Directions for this task:
Every line of the records below should be restated exactly.
=== Records for the exercise ===
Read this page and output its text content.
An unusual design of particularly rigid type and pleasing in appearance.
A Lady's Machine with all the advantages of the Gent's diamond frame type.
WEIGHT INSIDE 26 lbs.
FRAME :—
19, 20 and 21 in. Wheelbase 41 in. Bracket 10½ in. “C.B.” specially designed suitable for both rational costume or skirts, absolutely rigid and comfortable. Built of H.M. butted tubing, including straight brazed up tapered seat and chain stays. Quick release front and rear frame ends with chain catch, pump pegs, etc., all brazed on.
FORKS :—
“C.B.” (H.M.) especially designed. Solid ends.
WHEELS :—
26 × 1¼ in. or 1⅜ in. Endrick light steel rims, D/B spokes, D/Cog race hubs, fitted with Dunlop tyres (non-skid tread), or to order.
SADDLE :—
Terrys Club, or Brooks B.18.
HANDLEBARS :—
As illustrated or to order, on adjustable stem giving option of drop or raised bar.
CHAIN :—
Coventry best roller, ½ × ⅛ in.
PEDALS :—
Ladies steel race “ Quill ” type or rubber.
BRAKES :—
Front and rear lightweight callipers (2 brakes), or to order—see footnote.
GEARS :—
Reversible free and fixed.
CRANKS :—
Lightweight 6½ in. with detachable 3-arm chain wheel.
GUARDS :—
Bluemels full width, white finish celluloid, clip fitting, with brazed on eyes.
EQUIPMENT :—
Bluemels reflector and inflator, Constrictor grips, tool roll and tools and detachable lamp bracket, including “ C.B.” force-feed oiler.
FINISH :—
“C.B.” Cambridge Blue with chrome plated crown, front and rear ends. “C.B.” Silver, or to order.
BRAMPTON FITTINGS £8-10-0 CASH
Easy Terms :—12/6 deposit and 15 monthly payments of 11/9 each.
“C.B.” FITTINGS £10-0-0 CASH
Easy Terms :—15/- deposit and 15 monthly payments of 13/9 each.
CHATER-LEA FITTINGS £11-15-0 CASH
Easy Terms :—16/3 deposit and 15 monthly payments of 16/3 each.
===
Problem solution:
Read this page and output its text content.
An unusual design of particularly rigid type and pleasing in appearance.
A Lady's Machine with all the advantages of the Gent's diamond frame type.
WEIGHT INSIDE 26 lbs.
FRAME :—
19, 20 and 21 in. Wheelbase 41 in. Bracket 10½ in. “C.B.” specially designed suitable for both rational costume or skirts, absolutely rigid and comfortable. Built of H.M. butted tubing, including straight brazed up tapered seat and chain stays. Quick release front and rear frame ends with chain catch, pump pegs, etc., all brazed on.
FORKS :—
“C.B.” (H.M.) especially designed. Solid ends.
WHEELS :—
26 × 1¼ in. or 1⅜ in. Endrick light steel rims, D/B spokes, D/Cog race hubs, fitted with Dunlop tyres (non-skid tread), or to order.
SADDLE :—
Terrys Club, or Brooks B.18.
HANDLEBARS :—
As illustrated or to order, on adjustable stem giving option of drop or raised bar.
CHAIN :—
Coventry best roller, ½ × ⅛ in.
PEDALS :—
Ladies steel race “ Quill ” type or rubber.
BRAKES :—
Front and rear lightweight callipers (2 brakes), or to order—see footnote.
GEARS :—
Reversible free and fixed.
CRANKS :—
Lightweight 6½ in. with detachable 3-arm chain wheel.
GUARDS :—
Bluemels full width, white finish celluloid, clip fitting, with brazed on eyes.
EQUIPMENT :—
Bluemels reflector and inflator, Constrictor grips, tool roll and tools and detachable lamp bracket, including “ C.B.” force-feed oiler.
FINISH :—
“C.B.” Cambridge Blue with chrome plated crown, front and rear ends. “C.B.” Silver, or to order.
BRAMPTON FITTINGS £8-10-0 CASH
Easy Terms :—12/6 deposit and 15 monthly payments of 11/9 each.
“C.B.” FITTINGS £10-0-0 CASH
Easy Terms :—15/- deposit and 15 monthly payments of 13/9 each.
CHATER-LEA FITTINGS £11-15-0 CASH
Easy Terms :—16/3 deposit and 15 monthly payments of 16/3 each.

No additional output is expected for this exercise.